• [What is required]
Copy the listing below in full and skip every picture.

(Dataset rows)
----

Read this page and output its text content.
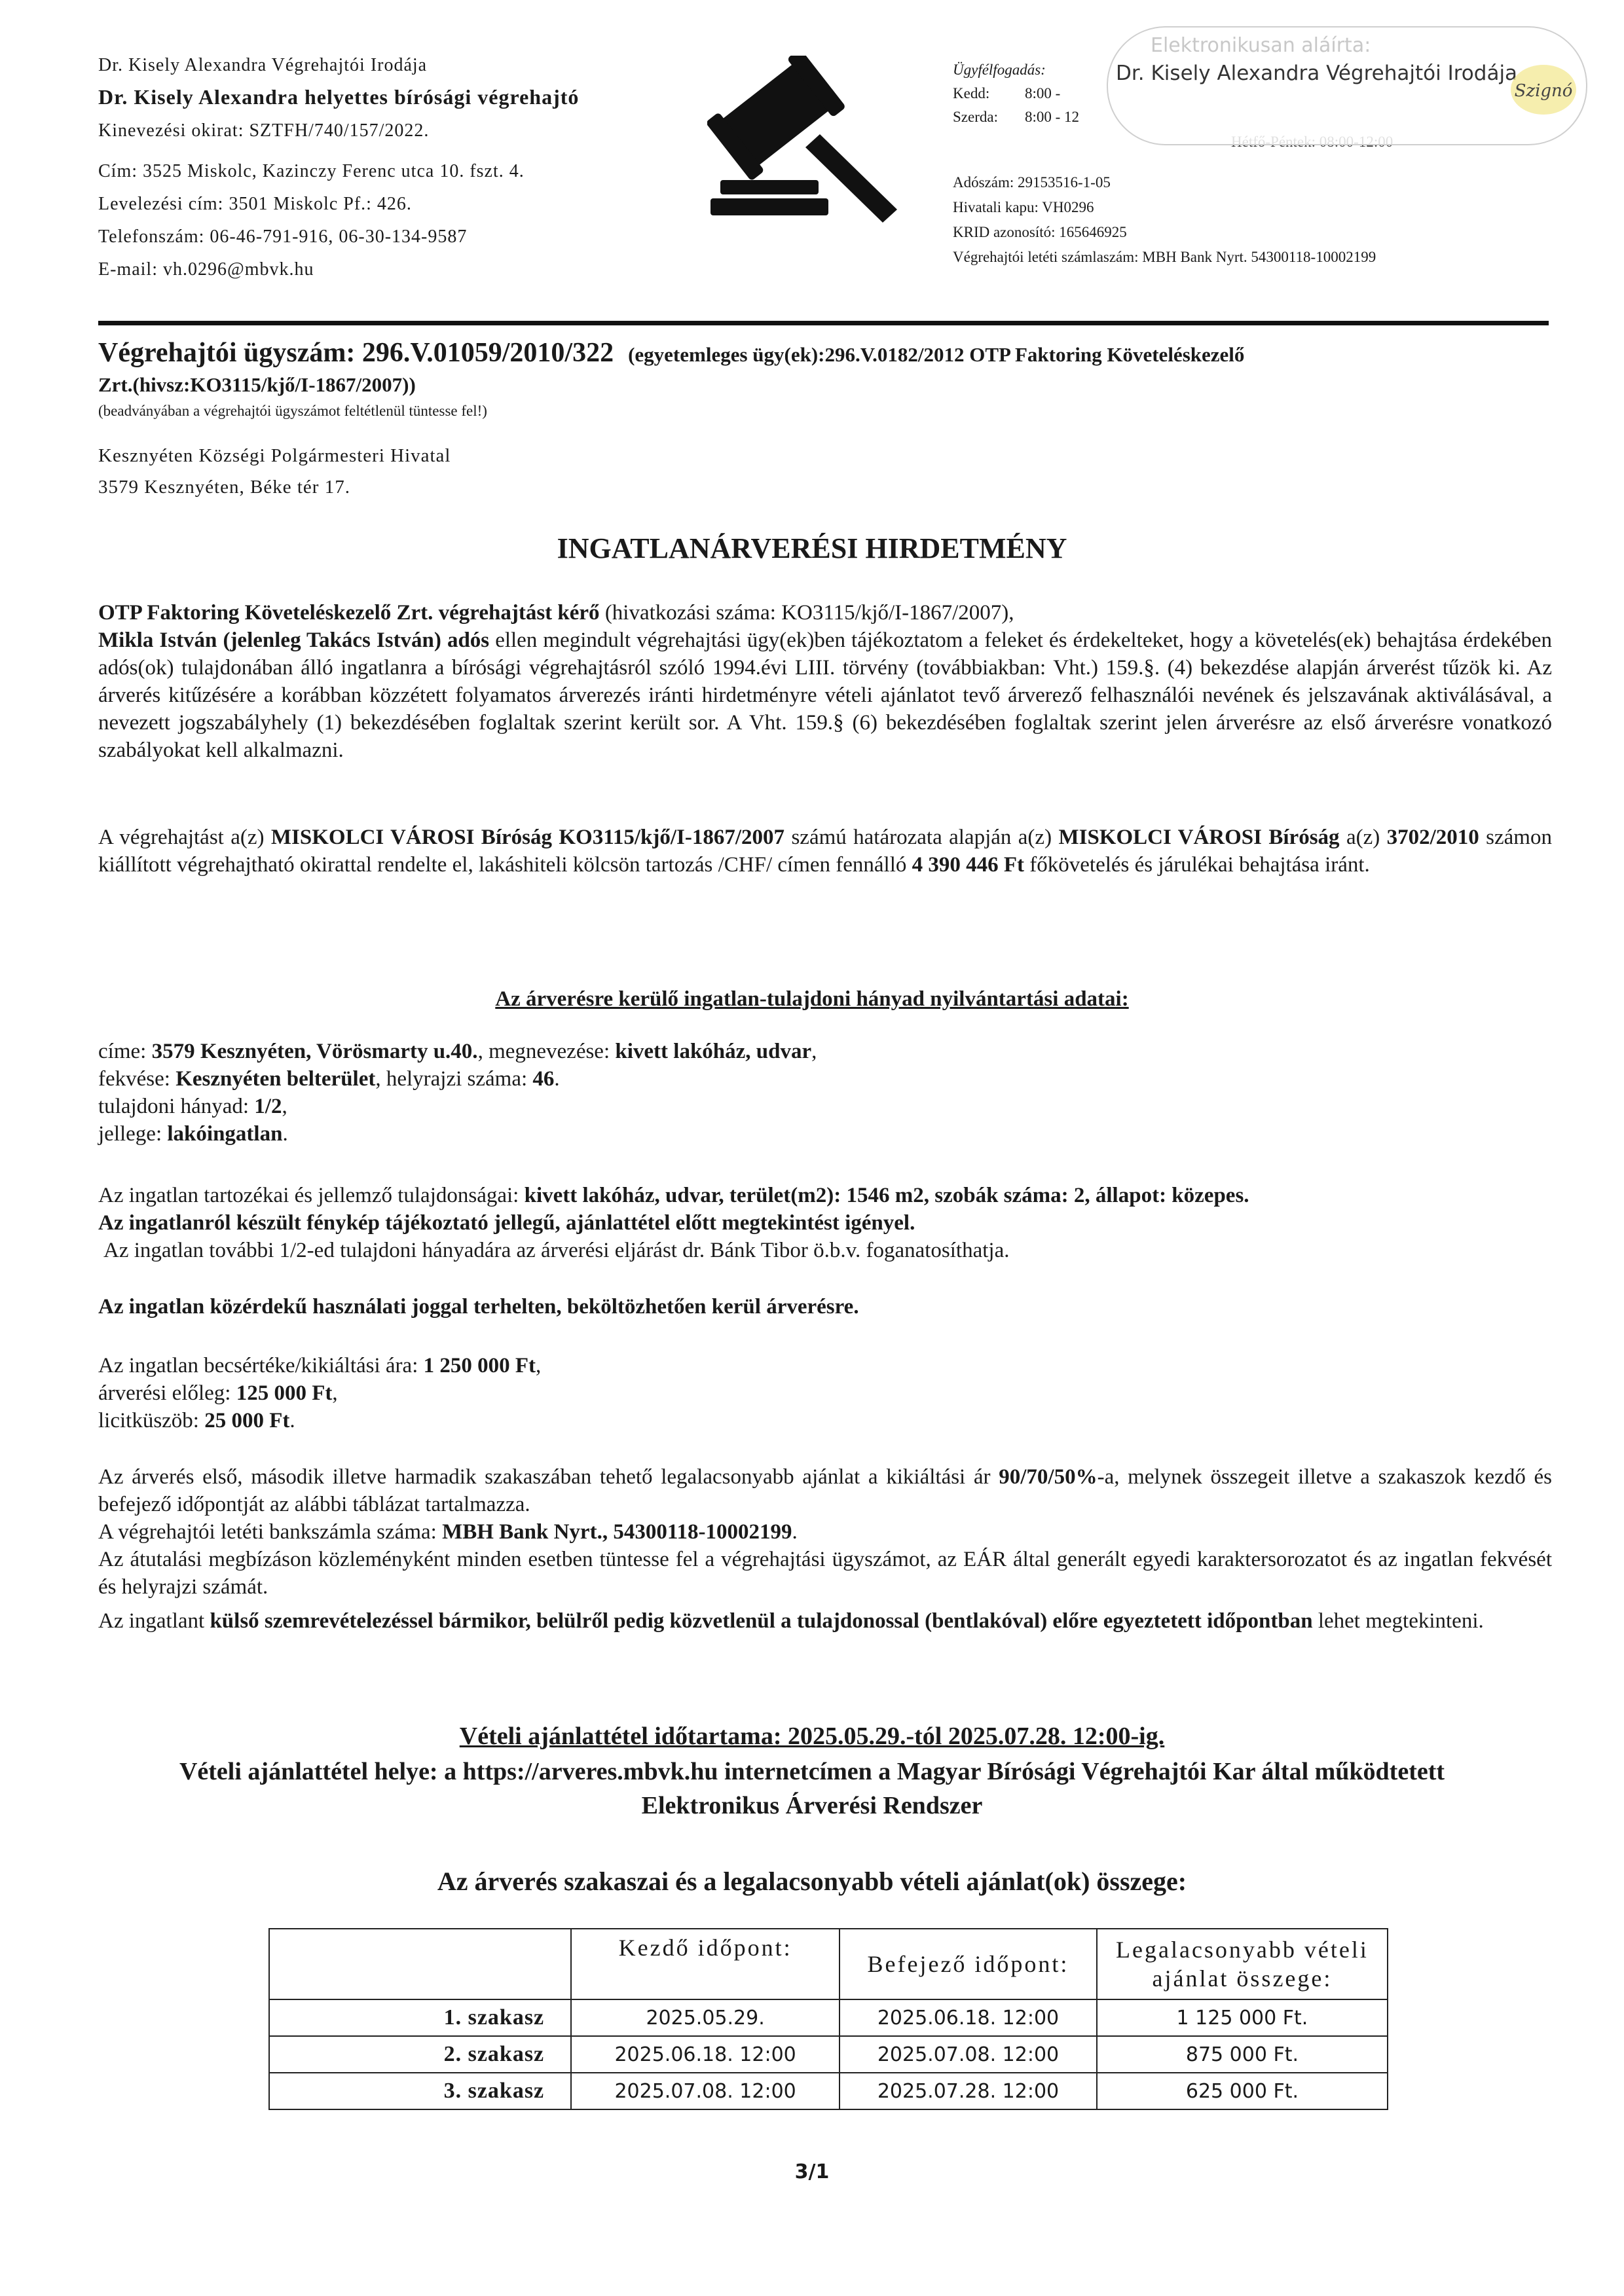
Dr. Kisely Alexandra Végrehajtói Irodája
Dr. Kisely Alexandra helyettes bírósági végrehajtó
Kinevezési okirat: SZTFH/740/157/2022.
Cím: 3525 Miskolc, Kazinczy Ferenc utca 10. fszt. 4.
Levelezési cím: 3501 Miskolc Pf.: 426.
Telefonszám: 06-46-791-916, 06-30-134-9587
E-mail: vh.0296@mbvk.hu
Ügyfélfogadás:
Kedd: 8:00 -
Szerda: 8:00 - 12
Adószám: 29153516-1-05
Hivatali kapu: VH0296
KRID azonosító: 165646925
Végrehajtói letéti számlaszám: MBH Bank Nyrt. 54300118-10002199
Elektronikusan aláírta:
Dr. Kisely Alexandra Végrehajtói Irodája
Szignó
Végrehajtói ügyszám: 296.V.01059/2010/322 (egyetemleges ügy(ek):296.V.0182/2012 OTP Faktoring Követeléskezelő
Zrt.(hivsz:KO3115/kjő/I-1867/2007))
(beadványában a végrehajtói ügyszámot feltétlenül tüntesse fel!)
Kesznyéten Községi Polgármesteri Hivatal
3579 Kesznyéten, Béke tér 17.
INGATLANÁRVERÉSI HIRDETMÉNY
OTP Faktoring Követeléskezelő Zrt. végrehajtást kérő (hivatkozási száma: KO3115/kjő/I-1867/2007),
Mikla István (jelenleg Takács István) adós ellen megindult végrehajtási ügy(ek)ben tájékoztatom a feleket és érdekelteket, hogy a követelés(ek) behajtása érdekében adós(ok) tulajdonában álló ingatlanra a bírósági végrehajtásról szóló 1994.évi LIII. törvény (továbbiakban: Vht.) 159.§. (4) bekezdése alapján árverést tűzök ki. Az árverés kitűzésére a korábban közzétett folyamatos árverezés iránti hirdetményre vételi ajánlatot tevő árverező felhasználói nevének és jelszavának aktiválásával, a nevezett jogszabályhely (1) bekezdésében foglaltak szerint került sor. A Vht. 159.§ (6) bekezdésében foglaltak szerint jelen árverésre az első árverésre vonatkozó szabályokat kell alkalmazni.
A végrehajtást a(z) MISKOLCI VÁROSI Bíróság KO3115/kjő/I-1867/2007 számú határozata alapján a(z) MISKOLCI VÁROSI Bíróság a(z) 3702/2010 számon kiállított végrehajtható okirattal rendelte el, lakáshiteli kölcsön tartozás /CHF/ címen fennálló 4 390 446 Ft főkövetelés és járulékai behajtása iránt.
Az árverésre kerülő ingatlan-tulajdoni hányad nyilvántartási adatai:
címe: 3579 Kesznyéten, Vörösmarty u.40., megnevezése: kivett lakóház, udvar,
fekvése: Kesznyéten belterület, helyrajzi száma: 46.
tulajdoni hányad: 1/2,
jellege: lakóingatlan.
Az ingatlan tartozékai és jellemző tulajdonságai: kivett lakóház, udvar, terület(m2): 1546 m2, szobák száma: 2, állapot: közepes.
Az ingatlanról készült fénykép tájékoztató jellegű, ajánlattétel előtt megtekintést igényel.
Az ingatlan további 1/2-ed tulajdoni hányadára az árverési eljárást dr. Bánk Tibor ö.b.v. foganatosíthatja.
Az ingatlan közérdekű használati joggal terhelten, beköltözhetően kerül árverésre.
Az ingatlan becsértéke/kikiáltási ára: 1 250 000 Ft,
árverési előleg: 125 000 Ft,
licitküszöb: 25 000 Ft.
Az árverés első, második illetve harmadik szakaszában tehető legalacsonyabb ajánlat a kikiáltási ár 90/70/50%-a, melynek összegeit illetve a szakaszok kezdő és befejező időpontját az alábbi táblázat tartalmazza.
A végrehajtói letéti bankszámla száma: MBH Bank Nyrt., 54300118-10002199.
Az átutalási megbízáson közleményként minden esetben tüntesse fel a végrehajtási ügyszámot, az EÁR által generált egyedi karaktersorozatot és az ingatlan fekvését és helyrajzi számát.
Az ingatlant külső szemrevételezéssel bármikor, belülről pedig közvetlenül a tulajdonossal (bentlakóval) előre egyeztetett időpontban lehet megtekinteni.
Vételi ajánlattétel időtartama: 2025.05.29.-tól 2025.07.28. 12:00-ig.
Vételi ajánlattétel helye: a https://arveres.mbvk.hu internetcímen a Magyar Bírósági Végrehajtói Kar által működtetett Elektronikus Árverési Rendszer
Az árverés szakaszai és a legalacsonyabb vételi ajánlat(ok) összege:
	Kezdő időpont:	Befejező időpont:	Legalacsonyabb vételi ajánlat összege:
1. szakasz	2025.05.29.	2025.06.18. 12:00	1 125 000 Ft.
2. szakasz	2025.06.18. 12:00	2025.07.08. 12:00	875 000 Ft.
3. szakasz	2025.07.08. 12:00	2025.07.28. 12:00	625 000 Ft.
3/1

----

• [Solution]
Read this page and output its text content.
Dr. Kisely Alexandra Végrehajtói Irodája
Dr. Kisely Alexandra helyettes bírósági végrehajtó
Kinevezési okirat: SZTFH/740/157/2022.
Cím: 3525 Miskolc, Kazinczy Ferenc utca 10. fszt. 4.
Levelezési cím: 3501 Miskolc Pf.: 426.
Telefonszám: 06-46-791-916, 06-30-134-9587
E-mail: vh.0296@mbvk.hu
Ügyfélfogadás:
Kedd: 8:00 -
Szerda: 8:00 - 12
Adószám: 29153516-1-05
Hivatali kapu: VH0296
KRID azonosító: 165646925
Végrehajtói letéti számlaszám: MBH Bank Nyrt. 54300118-10002199
Elektronikusan aláírta:
Dr. Kisely Alexandra Végrehajtói Irodája
Szignó
Végrehajtói ügyszám: 296.V.01059/2010/322 (egyetemleges ügy(ek):296.V.0182/2012 OTP Faktoring Követeléskezelő
Zrt.(hivsz:KO3115/kjő/I-1867/2007))
(beadványában a végrehajtói ügyszámot feltétlenül tüntesse fel!)
Kesznyéten Községi Polgármesteri Hivatal
3579 Kesznyéten, Béke tér 17.
INGATLANÁRVERÉSI HIRDETMÉNY
OTP Faktoring Követeléskezelő Zrt. végrehajtást kérő (hivatkozási száma: KO3115/kjő/I-1867/2007),
Mikla István (jelenleg Takács István) adós ellen megindult végrehajtási ügy(ek)ben tájékoztatom a feleket és érdekelteket, hogy a követelés(ek) behajtása érdekében adós(ok) tulajdonában álló ingatlanra a bírósági végrehajtásról szóló 1994.évi LIII. törvény (továbbiakban: Vht.) 159.§. (4) bekezdése alapján árverést tűzök ki. Az árverés kitűzésére a korábban közzétett folyamatos árverezés iránti hirdetményre vételi ajánlatot tevő árverező felhasználói nevének és jelszavának aktiválásával, a nevezett jogszabályhely (1) bekezdésében foglaltak szerint került sor. A Vht. 159.§ (6) bekezdésében foglaltak szerint jelen árverésre az első árverésre vonatkozó szabályokat kell alkalmazni.
A végrehajtást a(z) MISKOLCI VÁROSI Bíróság KO3115/kjő/I-1867/2007 számú határozata alapján a(z) MISKOLCI VÁROSI Bíróság a(z) 3702/2010 számon kiállított végrehajtható okirattal rendelte el, lakáshiteli kölcsön tartozás /CHF/ címen fennálló 4 390 446 Ft főkövetelés és járulékai behajtása iránt.
Az árverésre kerülő ingatlan-tulajdoni hányad nyilvántartási adatai:
címe: 3579 Kesznyéten, Vörösmarty u.40., megnevezése: kivett lakóház, udvar,
fekvése: Kesznyéten belterület, helyrajzi száma: 46.
tulajdoni hányad: 1/2,
jellege: lakóingatlan.
Az ingatlan tartozékai és jellemző tulajdonságai: kivett lakóház, udvar, terület(m2): 1546 m2, szobák száma: 2, állapot: közepes.
Az ingatlanról készült fénykép tájékoztató jellegű, ajánlattétel előtt megtekintést igényel.
Az ingatlan további 1/2-ed tulajdoni hányadára az árverési eljárást dr. Bánk Tibor ö.b.v. foganatosíthatja.
Az ingatlan közérdekű használati joggal terhelten, beköltözhetően kerül árverésre.
Az ingatlan becsértéke/kikiáltási ára: 1 250 000 Ft,
árverési előleg: 125 000 Ft,
licitküszöb: 25 000 Ft.
Az árverés első, második illetve harmadik szakaszában tehető legalacsonyabb ajánlat a kikiáltási ár 90/70/50%-a, melynek összegeit illetve a szakaszok kezdő és befejező időpontját az alábbi táblázat tartalmazza.
A végrehajtói letéti bankszámla száma: MBH Bank Nyrt., 54300118-10002199.
Az átutalási megbízáson közleményként minden esetben tüntesse fel a végrehajtási ügyszámot, az EÁR által generált egyedi karaktersorozatot és az ingatlan fekvését és helyrajzi számát.
Az ingatlant külső szemrevételezéssel bármikor, belülről pedig közvetlenül a tulajdonossal (bentlakóval) előre egyeztetett időpontban lehet megtekinteni.
Vételi ajánlattétel időtartama: 2025.05.29.-tól 2025.07.28. 12:00-ig.
Vételi ajánlattétel helye: a https://arveres.mbvk.hu internetcímen a Magyar Bírósági Végrehajtói Kar által működtetett Elektronikus Árverési Rendszer
Az árverés szakaszai és a legalacsonyabb vételi ajánlat(ok) összege:
	Kezdő időpont:	Befejező időpont:	Legalacsonyabb vételi ajánlat összege:
1. szakasz	2025.05.29.	2025.06.18. 12:00	1 125 000 Ft.
2. szakasz	2025.06.18. 12:00	2025.07.08. 12:00	875 000 Ft.
3. szakasz	2025.07.08. 12:00	2025.07.28. 12:00	625 000 Ft.
3/1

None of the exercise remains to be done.